> [Do this]
Each line that holds the word "plab" should be returned.
* Begin Source material *
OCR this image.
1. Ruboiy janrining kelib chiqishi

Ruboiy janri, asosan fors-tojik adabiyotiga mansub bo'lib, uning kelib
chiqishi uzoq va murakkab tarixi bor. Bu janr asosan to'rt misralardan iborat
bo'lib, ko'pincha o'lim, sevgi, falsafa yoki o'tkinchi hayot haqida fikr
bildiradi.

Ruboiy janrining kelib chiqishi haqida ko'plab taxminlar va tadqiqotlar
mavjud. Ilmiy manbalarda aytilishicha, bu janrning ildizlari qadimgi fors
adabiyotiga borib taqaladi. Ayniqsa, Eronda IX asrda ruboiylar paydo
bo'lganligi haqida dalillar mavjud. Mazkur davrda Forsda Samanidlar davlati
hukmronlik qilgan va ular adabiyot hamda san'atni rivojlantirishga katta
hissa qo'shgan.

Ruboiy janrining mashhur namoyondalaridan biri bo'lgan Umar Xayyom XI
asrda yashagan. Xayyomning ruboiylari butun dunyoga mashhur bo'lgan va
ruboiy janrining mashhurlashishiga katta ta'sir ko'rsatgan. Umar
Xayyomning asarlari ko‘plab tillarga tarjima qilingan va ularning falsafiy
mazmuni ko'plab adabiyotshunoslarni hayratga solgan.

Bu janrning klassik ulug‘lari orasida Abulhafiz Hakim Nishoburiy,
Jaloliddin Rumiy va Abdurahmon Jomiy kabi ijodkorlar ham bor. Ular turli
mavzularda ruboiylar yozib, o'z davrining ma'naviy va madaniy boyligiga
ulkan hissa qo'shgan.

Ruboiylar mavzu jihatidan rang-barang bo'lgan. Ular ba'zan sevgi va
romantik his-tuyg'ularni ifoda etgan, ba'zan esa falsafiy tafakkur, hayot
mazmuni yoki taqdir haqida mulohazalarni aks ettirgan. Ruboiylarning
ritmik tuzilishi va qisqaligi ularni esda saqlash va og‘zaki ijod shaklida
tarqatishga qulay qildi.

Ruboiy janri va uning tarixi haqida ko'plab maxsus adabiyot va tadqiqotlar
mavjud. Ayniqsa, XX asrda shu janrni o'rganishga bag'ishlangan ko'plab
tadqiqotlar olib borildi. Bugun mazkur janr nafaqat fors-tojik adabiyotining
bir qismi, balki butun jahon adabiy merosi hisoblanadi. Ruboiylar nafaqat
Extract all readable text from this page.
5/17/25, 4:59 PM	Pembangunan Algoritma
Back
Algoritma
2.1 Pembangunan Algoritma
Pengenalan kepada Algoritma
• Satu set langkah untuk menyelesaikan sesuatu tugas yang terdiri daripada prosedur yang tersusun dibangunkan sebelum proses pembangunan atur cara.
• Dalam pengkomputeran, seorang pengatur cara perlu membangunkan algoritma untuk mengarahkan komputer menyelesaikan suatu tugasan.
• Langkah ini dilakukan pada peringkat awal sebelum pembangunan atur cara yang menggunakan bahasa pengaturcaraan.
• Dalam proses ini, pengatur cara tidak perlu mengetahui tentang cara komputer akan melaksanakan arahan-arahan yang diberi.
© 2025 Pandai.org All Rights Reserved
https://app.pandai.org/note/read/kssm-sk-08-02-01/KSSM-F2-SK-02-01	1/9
* End Source material *
> [Final result]
Ruboiy janrining kelib chiqishi haqida ko'plab taxminlar va tadqiqotlar
Xayyomning asarlari ko‘plab tillarga tarjima qilingan va ularning falsafiy
mazmuni ko'plab adabiyotshunoslarni hayratga solgan.
Ruboiy janri va uning tarixi haqida ko'plab maxsus adabiyot va tadqiqotlar
mavjud. Ayniqsa, XX asrda shu janrni o'rganishga bag'ishlangan ko'plab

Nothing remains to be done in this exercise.